Element box annotations
________

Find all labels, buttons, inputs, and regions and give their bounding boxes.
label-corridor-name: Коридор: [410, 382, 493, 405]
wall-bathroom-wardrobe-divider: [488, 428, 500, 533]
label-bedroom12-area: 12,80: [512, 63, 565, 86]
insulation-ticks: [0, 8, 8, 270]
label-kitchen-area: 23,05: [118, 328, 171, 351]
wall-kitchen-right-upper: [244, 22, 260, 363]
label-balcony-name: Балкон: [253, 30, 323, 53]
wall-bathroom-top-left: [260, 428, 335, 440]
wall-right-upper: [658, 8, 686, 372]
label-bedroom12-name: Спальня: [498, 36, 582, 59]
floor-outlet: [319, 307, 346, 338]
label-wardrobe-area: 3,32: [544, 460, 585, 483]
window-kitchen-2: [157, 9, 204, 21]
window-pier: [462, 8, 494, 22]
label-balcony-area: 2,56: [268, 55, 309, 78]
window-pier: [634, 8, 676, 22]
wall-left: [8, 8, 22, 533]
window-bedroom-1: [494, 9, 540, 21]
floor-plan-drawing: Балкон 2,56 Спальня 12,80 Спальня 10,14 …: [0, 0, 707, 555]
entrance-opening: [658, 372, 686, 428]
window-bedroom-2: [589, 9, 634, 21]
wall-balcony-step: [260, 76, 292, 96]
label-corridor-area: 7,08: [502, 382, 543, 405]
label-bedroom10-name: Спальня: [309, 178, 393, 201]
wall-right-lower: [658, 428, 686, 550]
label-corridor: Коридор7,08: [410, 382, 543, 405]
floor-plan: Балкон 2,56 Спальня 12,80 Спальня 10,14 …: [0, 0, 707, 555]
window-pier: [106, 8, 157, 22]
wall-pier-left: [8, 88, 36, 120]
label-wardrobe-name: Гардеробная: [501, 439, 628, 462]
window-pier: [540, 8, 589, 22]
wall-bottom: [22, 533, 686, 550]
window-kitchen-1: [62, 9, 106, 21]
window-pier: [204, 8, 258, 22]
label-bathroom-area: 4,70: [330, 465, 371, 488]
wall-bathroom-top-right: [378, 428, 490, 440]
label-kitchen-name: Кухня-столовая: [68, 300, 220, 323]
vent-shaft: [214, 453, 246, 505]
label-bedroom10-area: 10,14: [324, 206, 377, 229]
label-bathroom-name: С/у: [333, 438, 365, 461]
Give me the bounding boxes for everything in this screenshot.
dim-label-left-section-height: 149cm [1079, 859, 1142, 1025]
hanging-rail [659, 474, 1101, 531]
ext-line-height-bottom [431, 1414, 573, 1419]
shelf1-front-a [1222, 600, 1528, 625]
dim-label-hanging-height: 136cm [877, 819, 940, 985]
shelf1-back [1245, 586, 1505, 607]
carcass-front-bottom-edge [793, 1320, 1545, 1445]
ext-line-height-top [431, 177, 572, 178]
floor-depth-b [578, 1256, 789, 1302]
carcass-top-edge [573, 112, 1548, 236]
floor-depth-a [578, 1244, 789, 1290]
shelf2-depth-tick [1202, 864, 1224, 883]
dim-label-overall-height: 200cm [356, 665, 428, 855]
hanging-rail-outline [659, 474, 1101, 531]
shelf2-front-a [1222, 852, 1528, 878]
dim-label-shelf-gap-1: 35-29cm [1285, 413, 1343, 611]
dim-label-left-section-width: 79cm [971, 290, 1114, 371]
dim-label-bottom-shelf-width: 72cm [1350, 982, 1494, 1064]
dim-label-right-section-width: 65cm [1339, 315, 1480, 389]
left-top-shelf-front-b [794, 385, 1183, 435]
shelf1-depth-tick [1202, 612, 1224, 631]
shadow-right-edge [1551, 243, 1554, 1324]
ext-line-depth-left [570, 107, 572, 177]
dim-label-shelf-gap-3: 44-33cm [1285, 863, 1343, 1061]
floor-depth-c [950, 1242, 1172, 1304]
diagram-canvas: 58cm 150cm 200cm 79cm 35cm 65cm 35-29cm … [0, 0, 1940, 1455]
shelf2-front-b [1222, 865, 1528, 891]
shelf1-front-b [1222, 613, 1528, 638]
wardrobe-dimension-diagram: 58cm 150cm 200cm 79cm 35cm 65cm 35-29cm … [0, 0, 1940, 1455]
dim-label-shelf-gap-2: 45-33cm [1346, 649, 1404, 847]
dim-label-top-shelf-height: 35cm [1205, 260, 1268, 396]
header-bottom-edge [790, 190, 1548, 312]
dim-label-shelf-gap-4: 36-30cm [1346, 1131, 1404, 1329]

________

## Directive
Rewrite all the records above, changing each occurrence of "window-pier" to "window-partition" and leaving everything else as it is.

## Answer to the task
Find all labels, buttons, inputs, and regions and give their bounding boxes.
label-corridor-name: Коридор: [410, 382, 493, 405]
wall-bathroom-wardrobe-divider: [488, 428, 500, 533]
label-bedroom12-area: 12,80: [512, 63, 565, 86]
insulation-ticks: [0, 8, 8, 270]
label-kitchen-area: 23,05: [118, 328, 171, 351]
wall-kitchen-right-upper: [244, 22, 260, 363]
label-balcony-name: Балкон: [253, 30, 323, 53]
wall-bathroom-top-left: [260, 428, 335, 440]
wall-right-upper: [658, 8, 686, 372]
label-bedroom12-name: Спальня: [498, 36, 582, 59]
floor-outlet: [319, 307, 346, 338]
label-wardrobe-area: 3,32: [544, 460, 585, 483]
window-kitchen-2: [157, 9, 204, 21]
window-partition: [462, 8, 494, 22]
label-balcony-area: 2,56: [268, 55, 309, 78]
window-partition: [634, 8, 676, 22]
wall-left: [8, 8, 22, 533]
window-bedroom-1: [494, 9, 540, 21]
floor-plan-drawing: Балкон 2,56 Спальня 12,80 Спальня 10,14 …: [0, 0, 707, 555]
entrance-opening: [658, 372, 686, 428]
window-bedroom-2: [589, 9, 634, 21]
wall-balcony-step: [260, 76, 292, 96]
label-corridor-area: 7,08: [502, 382, 543, 405]
label-bedroom10-name: Спальня: [309, 178, 393, 201]
wall-right-lower: [658, 428, 686, 550]
label-corridor: Коридор7,08: [410, 382, 543, 405]
floor-plan: Балкон 2,56 Спальня 12,80 Спальня 10,14 …: [0, 0, 707, 555]
window-partition: [106, 8, 157, 22]
wall-pier-left: [8, 88, 36, 120]
label-wardrobe-name: Гардеробная: [501, 439, 628, 462]
window-partition: [540, 8, 589, 22]
wall-bottom: [22, 533, 686, 550]
window-kitchen-1: [62, 9, 106, 21]
window-partition: [204, 8, 258, 22]
label-bathroom-area: 4,70: [330, 465, 371, 488]
wall-bathroom-top-right: [378, 428, 490, 440]
label-kitchen-name: Кухня-столовая: [68, 300, 220, 323]
vent-shaft: [214, 453, 246, 505]
label-bedroom10-area: 10,14: [324, 206, 377, 229]
label-bathroom-name: С/у: [333, 438, 365, 461]
Give me the bounding boxes for everything in this screenshot.
dim-label-left-section-height: 149cm [1079, 859, 1142, 1025]
hanging-rail [659, 474, 1101, 531]
ext-line-height-bottom [431, 1414, 573, 1419]
shelf1-front-a [1222, 600, 1528, 625]
dim-label-hanging-height: 136cm [877, 819, 940, 985]
shelf1-back [1245, 586, 1505, 607]
carcass-front-bottom-edge [793, 1320, 1545, 1445]
ext-line-height-top [431, 177, 572, 178]
floor-depth-b [578, 1256, 789, 1302]
carcass-top-edge [573, 112, 1548, 236]
floor-depth-a [578, 1244, 789, 1290]
shelf2-depth-tick [1202, 864, 1224, 883]
dim-label-overall-height: 200cm [356, 665, 428, 855]
hanging-rail-outline [659, 474, 1101, 531]
shelf2-front-a [1222, 852, 1528, 878]
dim-label-shelf-gap-1: 35-29cm [1285, 413, 1343, 611]
dim-label-left-section-width: 79cm [971, 290, 1114, 371]
dim-label-bottom-shelf-width: 72cm [1350, 982, 1494, 1064]
dim-label-right-section-width: 65cm [1339, 315, 1480, 389]
left-top-shelf-front-b [794, 385, 1183, 435]
shelf1-depth-tick [1202, 612, 1224, 631]
shadow-right-edge [1551, 243, 1554, 1324]
ext-line-depth-left [570, 107, 572, 177]
dim-label-shelf-gap-3: 44-33cm [1285, 863, 1343, 1061]
floor-depth-c [950, 1242, 1172, 1304]
diagram-canvas: 58cm 150cm 200cm 79cm 35cm 65cm 35-29cm … [0, 0, 1940, 1455]
shelf2-front-b [1222, 865, 1528, 891]
shelf1-front-b [1222, 613, 1528, 638]
wardrobe-dimension-diagram: 58cm 150cm 200cm 79cm 35cm 65cm 35-29cm … [0, 0, 1940, 1455]
dim-label-shelf-gap-2: 45-33cm [1346, 649, 1404, 847]
dim-label-top-shelf-height: 35cm [1205, 260, 1268, 396]
header-bottom-edge [790, 190, 1548, 312]
dim-label-shelf-gap-4: 36-30cm [1346, 1131, 1404, 1329]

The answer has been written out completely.